**DIRECTIVE**: Would you transcribe the listing that follows, character for character, and omit its images?

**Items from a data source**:
· · · · · · ·
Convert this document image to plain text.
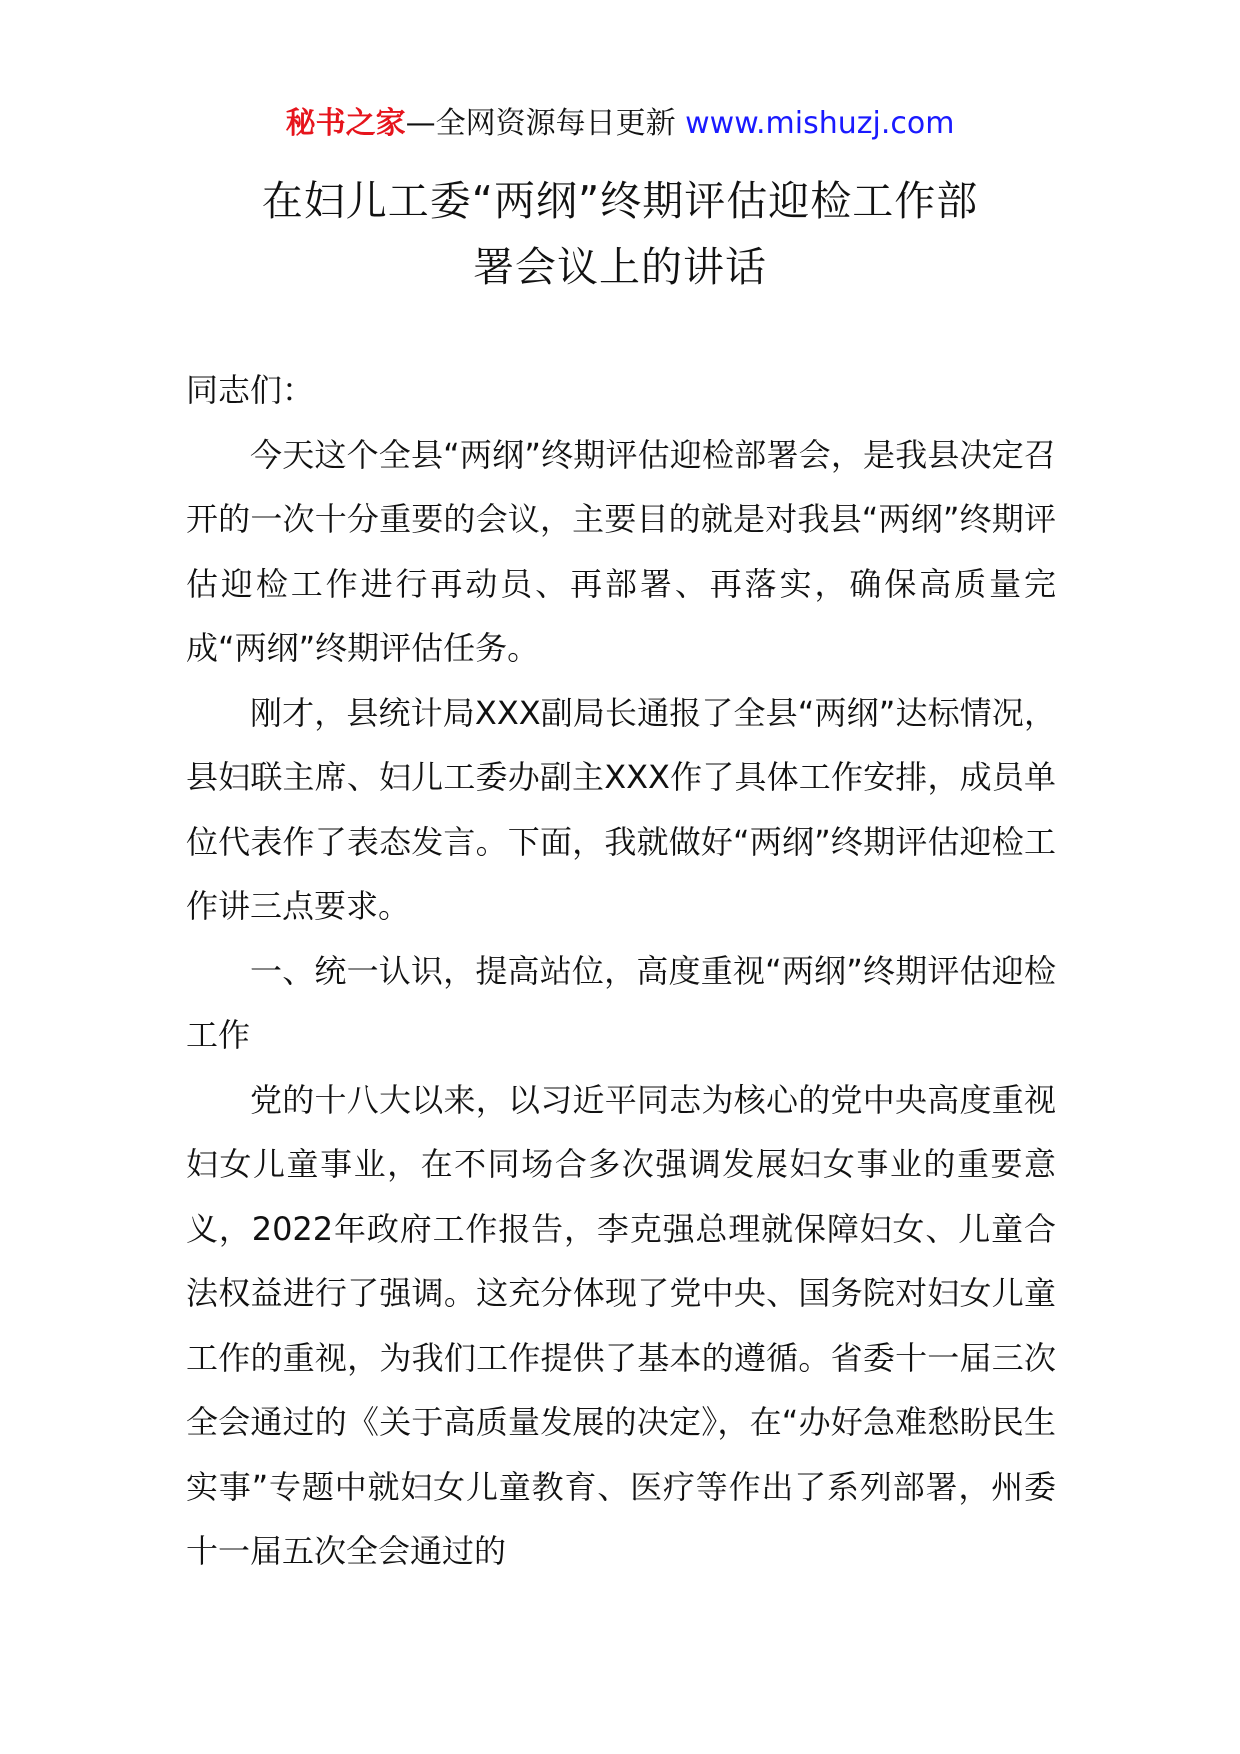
秘书之家—全网资源每日更新 www.mishuzj.com
在妇儿工委“两纲”终期评估迎检工作部
署会议上的讲话

同志们：

今天这个全县“两纲”终期评估迎检部署会，是我县决定召开的一次十分重要的会议，主要目的就是对我县“两纲”终期评估迎检工作进行再动员、再部署、再落实，确保高质量完成“两纲”终期评估任务。

刚才，县统计局XXX副局长通报了全县“两纲”达标情况，县妇联主席、妇儿工委办副主XXX作了具体工作安排，成员单位代表作了表态发言。下面，我就做好“两纲”终期评估迎检工作讲三点要求。

一、统一认识，提高站位，高度重视“两纲”终期评估迎检工作

党的十八大以来，以习近平同志为核心的党中央高度重视妇女儿童事业，在不同场合多次强调发展妇女事业的重要意义，2022年政府工作报告，李克强总理就保障妇女、儿童合法权益进行了强调。这充分体现了党中央、国务院对妇女儿童工作的重视，为我们工作提供了基本的遵循。省委十一届三次全会通过的《关于高质量发展的决定》，在“办好急难愁盼民生实事”专题中就妇女儿童教育、医疗等作出了系列部署，州委十一届五次全会通过的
· · · · · · ·
**ANSWER TO THIS PROBLEM**:
Convert this document image to plain text.
秘书之家—全网资源每日更新 www.mishuzj.com
在妇儿工委“两纲”终期评估迎检工作部
署会议上的讲话

同志们：

今天这个全县“两纲”终期评估迎检部署会，是我县决定召开的一次十分重要的会议，主要目的就是对我县“两纲”终期评估迎检工作进行再动员、再部署、再落实，确保高质量完成“两纲”终期评估任务。

刚才，县统计局XXX副局长通报了全县“两纲”达标情况，县妇联主席、妇儿工委办副主XXX作了具体工作安排，成员单位代表作了表态发言。下面，我就做好“两纲”终期评估迎检工作讲三点要求。

一、统一认识，提高站位，高度重视“两纲”终期评估迎检工作

党的十八大以来，以习近平同志为核心的党中央高度重视妇女儿童事业，在不同场合多次强调发展妇女事业的重要意义，2022年政府工作报告，李克强总理就保障妇女、儿童合法权益进行了强调。这充分体现了党中央、国务院对妇女儿童工作的重视，为我们工作提供了基本的遵循。省委十一届三次全会通过的《关于高质量发展的决定》，在“办好急难愁盼民生实事”专题中就妇女儿童教育、医疗等作出了系列部署，州委十一届五次全会通过的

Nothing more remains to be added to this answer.